§ Problem to work on: Search the listing below for the string "peaks" and copy every line where it occurs.

§ Records to use:

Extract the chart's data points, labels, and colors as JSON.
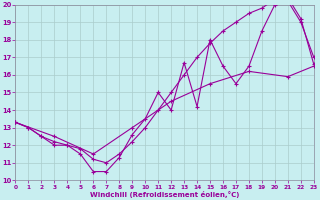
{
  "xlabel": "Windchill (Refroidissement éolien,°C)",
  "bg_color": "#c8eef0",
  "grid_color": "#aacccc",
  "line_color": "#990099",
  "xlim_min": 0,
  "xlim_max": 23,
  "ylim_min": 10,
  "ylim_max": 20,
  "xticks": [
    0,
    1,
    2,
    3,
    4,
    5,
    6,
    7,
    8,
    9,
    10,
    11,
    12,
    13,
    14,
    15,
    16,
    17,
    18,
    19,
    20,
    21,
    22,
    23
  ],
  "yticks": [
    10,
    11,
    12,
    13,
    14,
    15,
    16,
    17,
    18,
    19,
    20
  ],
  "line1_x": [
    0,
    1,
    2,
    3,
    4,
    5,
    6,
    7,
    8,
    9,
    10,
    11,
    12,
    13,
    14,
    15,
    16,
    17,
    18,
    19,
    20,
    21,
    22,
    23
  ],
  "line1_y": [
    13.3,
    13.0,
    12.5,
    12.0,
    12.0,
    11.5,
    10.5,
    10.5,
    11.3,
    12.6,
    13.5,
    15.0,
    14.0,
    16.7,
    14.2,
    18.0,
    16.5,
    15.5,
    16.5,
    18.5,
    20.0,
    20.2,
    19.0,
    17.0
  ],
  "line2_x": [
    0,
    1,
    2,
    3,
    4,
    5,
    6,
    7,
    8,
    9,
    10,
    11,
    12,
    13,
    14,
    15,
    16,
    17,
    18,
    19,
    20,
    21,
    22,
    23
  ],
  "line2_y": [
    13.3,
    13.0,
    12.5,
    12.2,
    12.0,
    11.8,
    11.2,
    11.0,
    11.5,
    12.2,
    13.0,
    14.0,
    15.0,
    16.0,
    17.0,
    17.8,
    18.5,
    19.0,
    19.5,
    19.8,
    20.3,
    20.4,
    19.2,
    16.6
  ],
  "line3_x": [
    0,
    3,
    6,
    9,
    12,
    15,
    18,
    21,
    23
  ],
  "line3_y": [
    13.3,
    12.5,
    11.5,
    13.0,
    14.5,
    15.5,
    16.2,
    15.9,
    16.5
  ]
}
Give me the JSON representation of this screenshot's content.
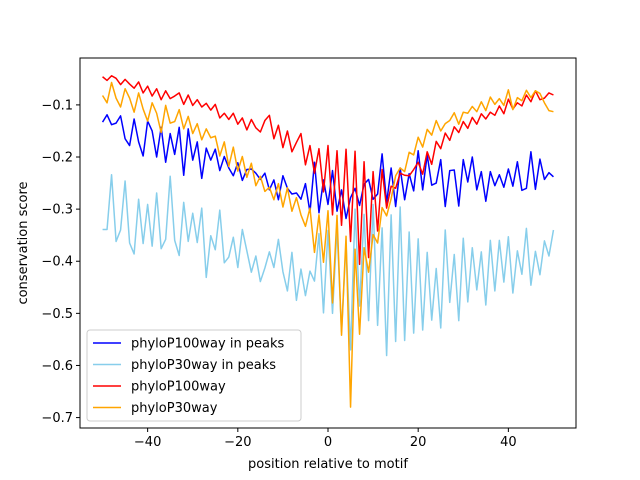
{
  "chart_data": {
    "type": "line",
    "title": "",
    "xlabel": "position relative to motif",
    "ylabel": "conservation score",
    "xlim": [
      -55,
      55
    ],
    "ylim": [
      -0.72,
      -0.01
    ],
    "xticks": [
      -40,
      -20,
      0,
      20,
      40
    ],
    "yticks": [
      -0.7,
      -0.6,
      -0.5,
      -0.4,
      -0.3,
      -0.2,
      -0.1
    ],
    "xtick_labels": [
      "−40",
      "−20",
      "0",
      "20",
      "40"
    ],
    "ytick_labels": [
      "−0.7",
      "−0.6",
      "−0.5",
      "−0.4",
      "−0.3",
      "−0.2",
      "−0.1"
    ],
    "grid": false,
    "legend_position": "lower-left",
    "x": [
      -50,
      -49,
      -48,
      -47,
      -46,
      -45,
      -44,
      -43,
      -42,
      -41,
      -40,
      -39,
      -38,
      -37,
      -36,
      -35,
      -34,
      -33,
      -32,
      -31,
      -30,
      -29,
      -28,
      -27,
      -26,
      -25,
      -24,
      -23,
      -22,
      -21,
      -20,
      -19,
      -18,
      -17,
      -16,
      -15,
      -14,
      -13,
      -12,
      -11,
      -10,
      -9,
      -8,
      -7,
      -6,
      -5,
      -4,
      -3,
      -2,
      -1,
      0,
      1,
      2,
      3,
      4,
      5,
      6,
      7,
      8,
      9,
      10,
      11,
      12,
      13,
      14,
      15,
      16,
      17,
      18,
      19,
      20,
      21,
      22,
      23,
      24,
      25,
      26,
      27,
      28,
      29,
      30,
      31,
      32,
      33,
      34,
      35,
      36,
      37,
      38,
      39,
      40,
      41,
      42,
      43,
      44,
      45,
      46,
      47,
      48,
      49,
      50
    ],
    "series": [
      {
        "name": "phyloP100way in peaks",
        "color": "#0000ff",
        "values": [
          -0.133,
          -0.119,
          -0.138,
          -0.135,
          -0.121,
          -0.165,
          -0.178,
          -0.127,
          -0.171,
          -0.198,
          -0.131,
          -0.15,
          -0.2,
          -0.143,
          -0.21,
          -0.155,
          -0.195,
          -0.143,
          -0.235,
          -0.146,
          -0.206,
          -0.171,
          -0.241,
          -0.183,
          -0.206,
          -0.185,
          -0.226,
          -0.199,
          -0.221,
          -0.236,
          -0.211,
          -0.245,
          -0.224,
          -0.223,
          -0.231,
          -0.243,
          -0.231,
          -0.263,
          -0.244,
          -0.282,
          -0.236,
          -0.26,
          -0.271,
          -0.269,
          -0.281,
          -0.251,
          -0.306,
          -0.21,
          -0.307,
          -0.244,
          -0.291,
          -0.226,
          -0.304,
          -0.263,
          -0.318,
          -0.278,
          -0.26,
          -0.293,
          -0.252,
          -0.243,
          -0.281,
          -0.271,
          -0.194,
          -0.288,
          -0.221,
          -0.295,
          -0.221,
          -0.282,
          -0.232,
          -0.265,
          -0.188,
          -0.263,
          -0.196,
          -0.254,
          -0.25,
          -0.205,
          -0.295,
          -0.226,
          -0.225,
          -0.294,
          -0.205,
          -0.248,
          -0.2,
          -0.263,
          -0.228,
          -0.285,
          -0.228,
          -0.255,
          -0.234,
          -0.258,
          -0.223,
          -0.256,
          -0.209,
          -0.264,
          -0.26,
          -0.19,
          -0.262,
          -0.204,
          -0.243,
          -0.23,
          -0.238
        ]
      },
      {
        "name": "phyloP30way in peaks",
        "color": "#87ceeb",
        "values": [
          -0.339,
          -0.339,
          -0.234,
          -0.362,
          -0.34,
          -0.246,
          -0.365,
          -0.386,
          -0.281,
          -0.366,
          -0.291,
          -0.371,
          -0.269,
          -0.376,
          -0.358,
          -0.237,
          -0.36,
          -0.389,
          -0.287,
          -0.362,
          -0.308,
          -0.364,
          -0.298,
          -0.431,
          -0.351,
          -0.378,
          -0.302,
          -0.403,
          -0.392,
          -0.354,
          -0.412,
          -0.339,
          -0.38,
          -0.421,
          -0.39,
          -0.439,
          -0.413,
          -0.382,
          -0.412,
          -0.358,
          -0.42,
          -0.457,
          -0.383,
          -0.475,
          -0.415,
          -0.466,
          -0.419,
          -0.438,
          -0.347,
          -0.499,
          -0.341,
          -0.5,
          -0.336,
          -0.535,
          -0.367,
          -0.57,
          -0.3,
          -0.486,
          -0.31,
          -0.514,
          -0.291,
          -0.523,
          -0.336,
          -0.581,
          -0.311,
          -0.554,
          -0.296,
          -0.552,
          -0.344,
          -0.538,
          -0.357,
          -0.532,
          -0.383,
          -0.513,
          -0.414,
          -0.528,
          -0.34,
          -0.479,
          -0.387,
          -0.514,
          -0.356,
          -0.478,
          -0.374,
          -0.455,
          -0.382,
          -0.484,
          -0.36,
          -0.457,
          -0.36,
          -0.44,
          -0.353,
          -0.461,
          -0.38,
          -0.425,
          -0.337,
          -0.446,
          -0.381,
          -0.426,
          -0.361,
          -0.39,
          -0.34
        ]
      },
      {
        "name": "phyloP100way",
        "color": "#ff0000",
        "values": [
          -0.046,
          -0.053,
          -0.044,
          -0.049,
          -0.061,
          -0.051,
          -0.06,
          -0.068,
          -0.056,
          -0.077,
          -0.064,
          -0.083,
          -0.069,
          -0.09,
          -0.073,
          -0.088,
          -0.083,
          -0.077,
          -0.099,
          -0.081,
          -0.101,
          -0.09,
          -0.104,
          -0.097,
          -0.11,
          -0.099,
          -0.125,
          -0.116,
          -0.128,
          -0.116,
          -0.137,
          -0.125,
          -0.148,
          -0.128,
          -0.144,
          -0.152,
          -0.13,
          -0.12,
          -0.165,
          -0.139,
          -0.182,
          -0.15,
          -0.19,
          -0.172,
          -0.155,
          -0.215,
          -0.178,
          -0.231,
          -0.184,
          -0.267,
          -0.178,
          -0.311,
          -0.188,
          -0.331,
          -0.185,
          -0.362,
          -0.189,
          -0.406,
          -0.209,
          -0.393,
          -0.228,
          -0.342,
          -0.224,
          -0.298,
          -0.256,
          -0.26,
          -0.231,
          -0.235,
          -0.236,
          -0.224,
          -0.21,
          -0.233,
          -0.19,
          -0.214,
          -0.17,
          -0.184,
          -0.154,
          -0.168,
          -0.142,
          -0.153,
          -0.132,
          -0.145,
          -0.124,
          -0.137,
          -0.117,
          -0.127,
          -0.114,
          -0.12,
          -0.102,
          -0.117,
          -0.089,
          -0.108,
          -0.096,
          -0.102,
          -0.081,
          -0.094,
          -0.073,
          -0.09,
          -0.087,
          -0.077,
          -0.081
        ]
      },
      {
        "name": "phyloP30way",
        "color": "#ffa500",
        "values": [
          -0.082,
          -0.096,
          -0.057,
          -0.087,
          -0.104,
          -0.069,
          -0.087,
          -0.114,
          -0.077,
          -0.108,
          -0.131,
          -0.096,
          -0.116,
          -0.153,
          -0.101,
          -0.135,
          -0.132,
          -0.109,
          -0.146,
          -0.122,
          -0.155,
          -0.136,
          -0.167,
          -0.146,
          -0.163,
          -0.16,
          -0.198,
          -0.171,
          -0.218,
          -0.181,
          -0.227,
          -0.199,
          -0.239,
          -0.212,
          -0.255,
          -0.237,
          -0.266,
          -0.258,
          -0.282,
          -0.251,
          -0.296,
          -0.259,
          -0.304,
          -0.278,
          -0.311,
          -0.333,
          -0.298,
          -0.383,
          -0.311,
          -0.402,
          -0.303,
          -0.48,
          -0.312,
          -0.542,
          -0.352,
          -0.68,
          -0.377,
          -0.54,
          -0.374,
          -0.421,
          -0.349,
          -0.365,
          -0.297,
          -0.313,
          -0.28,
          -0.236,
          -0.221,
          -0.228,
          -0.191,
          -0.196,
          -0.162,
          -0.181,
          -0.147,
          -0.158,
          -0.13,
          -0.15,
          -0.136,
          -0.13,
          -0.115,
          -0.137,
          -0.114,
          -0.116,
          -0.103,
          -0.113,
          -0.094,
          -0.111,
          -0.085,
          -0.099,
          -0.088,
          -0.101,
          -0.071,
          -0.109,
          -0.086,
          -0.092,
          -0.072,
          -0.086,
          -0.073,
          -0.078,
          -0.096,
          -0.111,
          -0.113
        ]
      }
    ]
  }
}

§ Task solution:
        "name": "phyloP100way in peaks",
        "name": "phyloP30way in peaks",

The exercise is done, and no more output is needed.